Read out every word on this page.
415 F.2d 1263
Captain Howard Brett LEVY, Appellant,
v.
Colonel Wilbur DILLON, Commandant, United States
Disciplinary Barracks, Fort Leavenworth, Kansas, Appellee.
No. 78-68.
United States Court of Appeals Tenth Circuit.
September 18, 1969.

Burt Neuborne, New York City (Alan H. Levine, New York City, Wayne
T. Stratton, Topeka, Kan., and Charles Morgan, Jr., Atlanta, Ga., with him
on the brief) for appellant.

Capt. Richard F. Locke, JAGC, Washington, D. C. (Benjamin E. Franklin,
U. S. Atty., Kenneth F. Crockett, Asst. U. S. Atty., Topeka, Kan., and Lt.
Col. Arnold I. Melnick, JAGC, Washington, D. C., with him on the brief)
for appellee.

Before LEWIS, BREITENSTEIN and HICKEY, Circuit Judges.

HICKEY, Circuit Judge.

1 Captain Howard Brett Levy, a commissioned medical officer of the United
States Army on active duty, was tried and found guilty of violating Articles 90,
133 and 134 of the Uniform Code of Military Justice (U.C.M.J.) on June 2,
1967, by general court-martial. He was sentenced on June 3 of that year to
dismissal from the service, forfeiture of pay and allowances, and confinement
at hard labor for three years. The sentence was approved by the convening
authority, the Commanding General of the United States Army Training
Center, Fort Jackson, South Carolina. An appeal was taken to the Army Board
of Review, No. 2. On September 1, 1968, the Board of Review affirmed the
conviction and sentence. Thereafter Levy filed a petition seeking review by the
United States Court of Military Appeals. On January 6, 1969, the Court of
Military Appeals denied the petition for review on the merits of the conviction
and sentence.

****************

THE REQUEST —
Filter for "Brett". Return all lines that hold it.

WORKED SOLUTION —
Captain Howard Brett LEVY, Appellant,
1 Captain Howard Brett Levy, a commissioned medical officer of the United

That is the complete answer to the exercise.